> TEXT
════════════════
Who Needs the Most Attention?

Based on published data and clinical experience, the following populations are at highest risk for significant deficiency and stand to benefit most from optimization:

• Chronic infection patients (Lyme, post-COVID, recurrent infections) — immune function depends on adequate vitamin D for LL-37 production and T-cell regulation
• Autoimmune patients — the VITAL trial showed a 22% reduction in autoimmune disease with supplementation
• People with darker skin at high latitudes — up to 80% deficiency rates in some populations
• Obese individuals — require 2-3x standard doses due to adipose sequestration
• Elderly adults — reduced synthesis capacity, increased fall and fracture risk
• Patients on medications that deplete vitamin D — anticonvulsants, glucocorticoids, rifampin, cholestyramine
• Anyone living above 35°N latitude — that includes most of Europe and the northern United States

The Bottom Line

Vitamin D is not a trend. It is a hormone that most humans are deficient in due to the mismatch between our biology (designed for equatorial sun exposure) and our lifestyle (indoor, high-latitude, sunscreen-protected). The evidence for its role in immune function, mood, metabolic health, and disease prevention is strong — supported by large randomized trials, comprehensive meta-analyses, and decades of mechanistic research.
════════════════
> AVAILABLE DATA
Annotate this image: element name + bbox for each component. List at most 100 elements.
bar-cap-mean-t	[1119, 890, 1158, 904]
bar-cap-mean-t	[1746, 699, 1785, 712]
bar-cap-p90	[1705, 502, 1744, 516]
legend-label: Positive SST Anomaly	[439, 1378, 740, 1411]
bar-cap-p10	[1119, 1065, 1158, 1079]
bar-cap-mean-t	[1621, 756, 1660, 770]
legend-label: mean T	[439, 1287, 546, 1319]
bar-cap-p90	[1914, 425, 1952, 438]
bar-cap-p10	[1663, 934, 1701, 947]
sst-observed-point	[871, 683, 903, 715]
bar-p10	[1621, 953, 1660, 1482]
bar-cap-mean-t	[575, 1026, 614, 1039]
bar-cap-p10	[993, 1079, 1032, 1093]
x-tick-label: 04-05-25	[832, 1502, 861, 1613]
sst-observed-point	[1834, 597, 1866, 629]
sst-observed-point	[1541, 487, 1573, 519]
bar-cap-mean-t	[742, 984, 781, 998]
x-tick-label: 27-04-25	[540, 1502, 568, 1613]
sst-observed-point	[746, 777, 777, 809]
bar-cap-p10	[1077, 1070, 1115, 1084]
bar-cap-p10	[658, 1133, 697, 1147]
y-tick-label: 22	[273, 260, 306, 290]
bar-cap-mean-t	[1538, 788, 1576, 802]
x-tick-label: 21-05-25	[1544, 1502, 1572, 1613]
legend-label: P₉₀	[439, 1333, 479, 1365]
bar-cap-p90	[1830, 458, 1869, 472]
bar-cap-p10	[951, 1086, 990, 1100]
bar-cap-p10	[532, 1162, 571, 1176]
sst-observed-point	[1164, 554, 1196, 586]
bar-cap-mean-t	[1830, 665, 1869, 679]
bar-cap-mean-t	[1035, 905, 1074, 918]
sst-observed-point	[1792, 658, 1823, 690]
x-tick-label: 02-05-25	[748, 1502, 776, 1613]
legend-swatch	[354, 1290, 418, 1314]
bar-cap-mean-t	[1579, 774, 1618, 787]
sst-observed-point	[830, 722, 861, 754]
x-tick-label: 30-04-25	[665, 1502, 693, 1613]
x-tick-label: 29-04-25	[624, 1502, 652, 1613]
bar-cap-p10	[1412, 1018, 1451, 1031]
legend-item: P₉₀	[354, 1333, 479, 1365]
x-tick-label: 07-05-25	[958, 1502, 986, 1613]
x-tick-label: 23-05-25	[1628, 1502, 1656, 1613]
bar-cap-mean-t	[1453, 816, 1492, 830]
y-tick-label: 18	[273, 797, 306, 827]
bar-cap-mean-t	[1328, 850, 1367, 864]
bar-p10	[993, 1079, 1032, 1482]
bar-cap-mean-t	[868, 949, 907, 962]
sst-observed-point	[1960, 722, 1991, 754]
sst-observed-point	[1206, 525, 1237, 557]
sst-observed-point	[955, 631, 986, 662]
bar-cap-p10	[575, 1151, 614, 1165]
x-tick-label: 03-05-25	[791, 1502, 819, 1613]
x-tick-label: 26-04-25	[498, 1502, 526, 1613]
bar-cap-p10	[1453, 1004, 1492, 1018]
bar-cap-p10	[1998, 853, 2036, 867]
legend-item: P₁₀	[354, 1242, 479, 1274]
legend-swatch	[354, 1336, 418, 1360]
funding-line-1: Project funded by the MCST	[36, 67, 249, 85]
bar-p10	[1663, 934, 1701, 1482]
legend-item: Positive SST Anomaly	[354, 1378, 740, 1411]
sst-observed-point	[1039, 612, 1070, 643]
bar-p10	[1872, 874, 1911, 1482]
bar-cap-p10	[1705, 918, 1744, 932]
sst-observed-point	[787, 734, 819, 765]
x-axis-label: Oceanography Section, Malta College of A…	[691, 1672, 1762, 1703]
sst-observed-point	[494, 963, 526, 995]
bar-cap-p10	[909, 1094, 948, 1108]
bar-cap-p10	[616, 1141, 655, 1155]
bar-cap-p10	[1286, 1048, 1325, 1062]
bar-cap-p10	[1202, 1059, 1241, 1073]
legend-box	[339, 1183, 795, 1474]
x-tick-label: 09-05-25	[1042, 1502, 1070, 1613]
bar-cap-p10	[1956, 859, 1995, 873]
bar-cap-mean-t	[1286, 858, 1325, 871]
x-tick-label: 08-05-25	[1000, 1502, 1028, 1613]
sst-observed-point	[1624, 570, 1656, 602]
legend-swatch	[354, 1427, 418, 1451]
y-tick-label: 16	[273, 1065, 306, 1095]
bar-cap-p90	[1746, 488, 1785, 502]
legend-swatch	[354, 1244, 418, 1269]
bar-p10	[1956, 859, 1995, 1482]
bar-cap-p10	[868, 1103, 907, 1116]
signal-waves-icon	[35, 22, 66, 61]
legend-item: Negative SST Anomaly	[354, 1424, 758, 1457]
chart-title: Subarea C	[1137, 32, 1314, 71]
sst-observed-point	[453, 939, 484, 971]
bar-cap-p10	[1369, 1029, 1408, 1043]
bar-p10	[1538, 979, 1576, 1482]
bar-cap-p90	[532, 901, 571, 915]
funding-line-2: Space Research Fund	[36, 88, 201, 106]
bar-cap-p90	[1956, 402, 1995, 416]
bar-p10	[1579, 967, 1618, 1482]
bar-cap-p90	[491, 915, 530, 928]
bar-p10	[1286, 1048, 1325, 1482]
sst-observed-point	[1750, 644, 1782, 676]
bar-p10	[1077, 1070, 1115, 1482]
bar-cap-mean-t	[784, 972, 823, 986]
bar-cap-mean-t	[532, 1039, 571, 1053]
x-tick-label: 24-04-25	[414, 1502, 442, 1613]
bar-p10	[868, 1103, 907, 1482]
════════════════
> USING THE INFORMATION
a – In the vitamin D passage, what reduction in autoimmune disease did the VITAL trial show with supplementation?
b – Decide whether each statement agrees with the vitamin D passage. Answer yes or no and quote the words that decide it.
(i) Obese individuals need two to three times the standard dose.
(ii) Living above 35°N latitude excludes most of Europe.
(iii) Vitamin D is described as a hormone.
c – Carry the vitamin D passage forward, beginning after its final sentence.
The material has no connection to the vitamin D passage.

> ANSWERS PROVIDED
a – A 22% reduction.

b –
(i) Yes: "Obese individuals — require 2-3x standard doses due to adipose sequestration"
(ii) No: "that includes most of Europe and the northern United States"
(iii) Yes: "It is a hormone that most humans are deficient in"

c –
Optimal levels are 60-80 ng/ml, not the conventional “sufficient at 30.” Dosing should be based on body weight. Cofactors K2 and magnesium are non-negotiable. Testing twice yearly is the minimum.

In my clinical practice, vitamin D optimization is the first thing I address in nearly every patient. It is inexpensive, safe at appropriate doses, well-studied, and the single most impactful supplement for the greatest number of people. Get tested. Get your level to 60-80 ng/ml. Take your K2 and magnesium. This is not complicated medicine — it is foundational medicine that most of the medical profession is failing to implement.

References

1. Hahn J, et al. Vitamin D and marine omega 3 fatty acid supplementation and incident autoimmune disease: VITAL randomized controlled trial. BMJ. 2022;376:e066452. PMID: 35082139.

2. Anglin RE, et al. Vitamin D deficiency and depression in adults: systematic review and meta-analysis. Br J Psychiatry. 2013;202:100-107. PMID: 23377209.

3. Holick MF, et al. Evaluation, treatment, and prevention of vitamin D deficiency: an Endocrine Society clinical practice guideline. J Clin Endocrinol Metab. 2011;96(7):1911-1930. PMID: 21646368.

4. Wang TT, et al. Cutting edge: 1,25-dihydroxyvitamin D3 is a direct inducer of antimicrobial peptide gene expression. J Immunol. 2004;173(5):2909-2912. PMID: 15322146.

5. Lappe J, et al. Effect of vitamin D and calcium supplementation on cancer incidence in older women: a randomized clinical trial. JAMA. 2017;317(12):1234-1243. PMID: 28350929.

6. Autier P, et al. Vitamin D status and ill health: a systematic review. Lancet Diabetes Endocrinol. 2014;2(1):76-89. PMID: 24622671.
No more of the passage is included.